* What you need to do: Gather all lines from the material that contain "Jenkins".

─── Records for the task

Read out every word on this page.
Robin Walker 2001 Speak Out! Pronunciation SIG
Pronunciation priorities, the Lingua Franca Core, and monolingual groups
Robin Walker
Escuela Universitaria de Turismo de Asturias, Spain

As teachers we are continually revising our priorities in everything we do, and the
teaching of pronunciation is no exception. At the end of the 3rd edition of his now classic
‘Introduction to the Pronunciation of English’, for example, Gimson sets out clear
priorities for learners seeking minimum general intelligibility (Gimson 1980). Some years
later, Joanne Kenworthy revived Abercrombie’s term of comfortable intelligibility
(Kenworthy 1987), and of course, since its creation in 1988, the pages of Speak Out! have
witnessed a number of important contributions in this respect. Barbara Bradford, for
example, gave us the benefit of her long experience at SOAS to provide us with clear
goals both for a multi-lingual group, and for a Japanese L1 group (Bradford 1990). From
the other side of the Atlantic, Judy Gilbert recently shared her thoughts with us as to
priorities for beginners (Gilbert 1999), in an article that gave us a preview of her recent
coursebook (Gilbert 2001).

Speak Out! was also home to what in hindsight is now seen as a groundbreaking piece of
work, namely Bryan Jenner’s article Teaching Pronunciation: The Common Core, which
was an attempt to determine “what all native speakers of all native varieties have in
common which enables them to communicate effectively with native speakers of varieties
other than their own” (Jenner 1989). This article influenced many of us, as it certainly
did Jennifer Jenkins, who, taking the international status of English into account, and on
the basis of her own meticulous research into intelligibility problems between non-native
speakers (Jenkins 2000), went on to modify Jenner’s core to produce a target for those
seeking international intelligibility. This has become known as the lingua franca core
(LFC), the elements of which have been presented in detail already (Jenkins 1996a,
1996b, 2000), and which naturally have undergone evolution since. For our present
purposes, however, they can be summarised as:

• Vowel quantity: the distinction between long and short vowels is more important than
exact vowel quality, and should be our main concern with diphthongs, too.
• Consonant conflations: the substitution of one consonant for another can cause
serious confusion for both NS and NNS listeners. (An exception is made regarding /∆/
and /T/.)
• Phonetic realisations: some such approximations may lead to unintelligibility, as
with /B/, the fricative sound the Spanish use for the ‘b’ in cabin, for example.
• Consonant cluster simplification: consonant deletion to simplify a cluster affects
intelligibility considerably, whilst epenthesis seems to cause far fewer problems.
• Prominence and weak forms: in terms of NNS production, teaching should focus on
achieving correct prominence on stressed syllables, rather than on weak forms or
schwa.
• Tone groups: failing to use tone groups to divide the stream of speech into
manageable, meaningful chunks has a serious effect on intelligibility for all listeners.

──────

* The result:
did Jennifer Jenkins, who, taking the international status of English into account, and on
speakers (Jenkins 2000), went on to modify Jenner’s core to produce a target for those
(LFC), the elements of which have been presented in detail already (Jenkins 1996a,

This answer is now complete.